ENTRIES SHOWN:
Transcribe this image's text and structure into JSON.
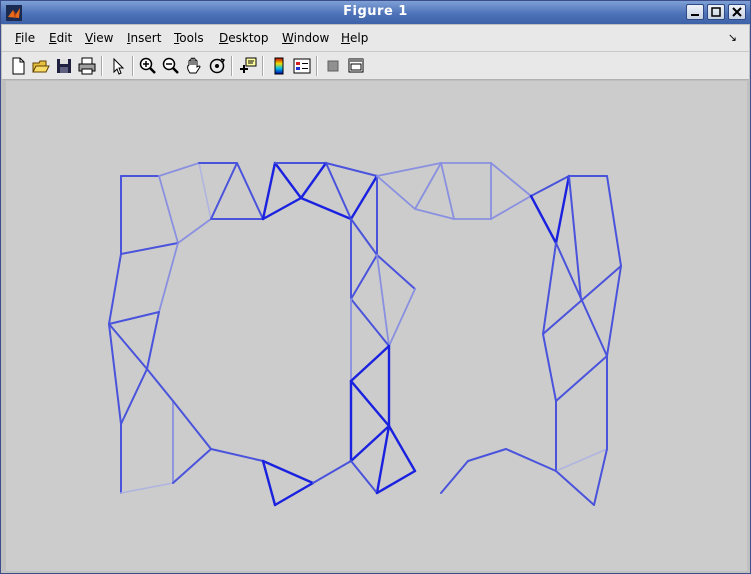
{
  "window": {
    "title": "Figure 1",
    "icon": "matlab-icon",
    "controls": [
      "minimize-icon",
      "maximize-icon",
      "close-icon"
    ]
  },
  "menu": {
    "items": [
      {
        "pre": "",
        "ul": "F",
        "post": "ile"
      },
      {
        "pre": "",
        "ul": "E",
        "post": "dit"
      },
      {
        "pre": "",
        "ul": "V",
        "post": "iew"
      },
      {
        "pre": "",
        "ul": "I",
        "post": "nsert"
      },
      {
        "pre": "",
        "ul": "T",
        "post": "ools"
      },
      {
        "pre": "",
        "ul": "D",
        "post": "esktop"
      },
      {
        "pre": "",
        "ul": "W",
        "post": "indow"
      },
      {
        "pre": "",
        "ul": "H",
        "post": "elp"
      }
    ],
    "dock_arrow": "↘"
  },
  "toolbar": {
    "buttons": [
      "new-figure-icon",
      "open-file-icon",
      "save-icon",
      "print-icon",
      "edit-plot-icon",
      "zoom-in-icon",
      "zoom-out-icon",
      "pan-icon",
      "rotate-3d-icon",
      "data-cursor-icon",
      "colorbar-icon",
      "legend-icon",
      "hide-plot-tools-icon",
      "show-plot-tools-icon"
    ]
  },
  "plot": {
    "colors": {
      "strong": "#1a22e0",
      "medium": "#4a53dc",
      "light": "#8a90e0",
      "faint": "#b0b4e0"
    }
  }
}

YOUR TASK:
Using the entries above, find all lines with "post". Copy them.

FINISHED EXERCISE:
        "post": "ile"
        "post": "dit"
        "post": "iew"
        "post": "nsert"
        "post": "ools"
        "post": "esktop"
        "post": "indow"
        "post": "elp"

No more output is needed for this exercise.